Collected data entries:
•••
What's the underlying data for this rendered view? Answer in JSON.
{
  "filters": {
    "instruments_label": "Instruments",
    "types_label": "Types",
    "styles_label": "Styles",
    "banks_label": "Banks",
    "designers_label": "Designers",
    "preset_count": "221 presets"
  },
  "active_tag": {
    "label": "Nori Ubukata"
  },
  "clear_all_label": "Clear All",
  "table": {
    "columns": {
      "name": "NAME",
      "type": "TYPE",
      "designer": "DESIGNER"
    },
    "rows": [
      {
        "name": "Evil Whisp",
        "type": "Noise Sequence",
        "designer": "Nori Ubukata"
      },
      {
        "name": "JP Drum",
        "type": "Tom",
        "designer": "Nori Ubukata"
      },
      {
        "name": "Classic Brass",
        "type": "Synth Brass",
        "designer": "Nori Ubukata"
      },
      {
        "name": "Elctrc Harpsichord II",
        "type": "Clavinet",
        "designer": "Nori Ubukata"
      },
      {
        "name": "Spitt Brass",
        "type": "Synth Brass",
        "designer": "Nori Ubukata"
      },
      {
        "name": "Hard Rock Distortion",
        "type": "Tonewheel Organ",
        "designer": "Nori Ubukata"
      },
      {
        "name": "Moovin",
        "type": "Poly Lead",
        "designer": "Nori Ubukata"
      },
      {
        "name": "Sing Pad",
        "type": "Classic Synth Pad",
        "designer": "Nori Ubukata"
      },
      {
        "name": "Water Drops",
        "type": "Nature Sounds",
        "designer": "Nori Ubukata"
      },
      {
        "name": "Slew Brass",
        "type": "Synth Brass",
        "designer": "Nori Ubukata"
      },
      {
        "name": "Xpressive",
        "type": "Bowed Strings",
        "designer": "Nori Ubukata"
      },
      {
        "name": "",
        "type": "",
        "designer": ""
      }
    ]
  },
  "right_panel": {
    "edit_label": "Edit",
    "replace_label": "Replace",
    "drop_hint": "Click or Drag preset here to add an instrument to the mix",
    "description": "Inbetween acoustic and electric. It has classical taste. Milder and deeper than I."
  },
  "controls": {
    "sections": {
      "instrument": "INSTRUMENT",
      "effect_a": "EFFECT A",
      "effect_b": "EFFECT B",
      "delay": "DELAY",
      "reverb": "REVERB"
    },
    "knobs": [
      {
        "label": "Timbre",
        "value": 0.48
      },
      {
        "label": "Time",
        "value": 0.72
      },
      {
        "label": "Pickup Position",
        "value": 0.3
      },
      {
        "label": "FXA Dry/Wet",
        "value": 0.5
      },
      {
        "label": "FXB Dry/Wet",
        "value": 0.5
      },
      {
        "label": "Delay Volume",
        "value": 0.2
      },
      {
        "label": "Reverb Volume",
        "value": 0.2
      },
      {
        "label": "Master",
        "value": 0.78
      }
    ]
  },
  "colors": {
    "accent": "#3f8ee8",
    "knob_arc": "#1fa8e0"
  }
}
•••
— Problem to solve —
Your answer should be a single number: the count of lines holding the word "Volume".

— Solution for this exercise —
2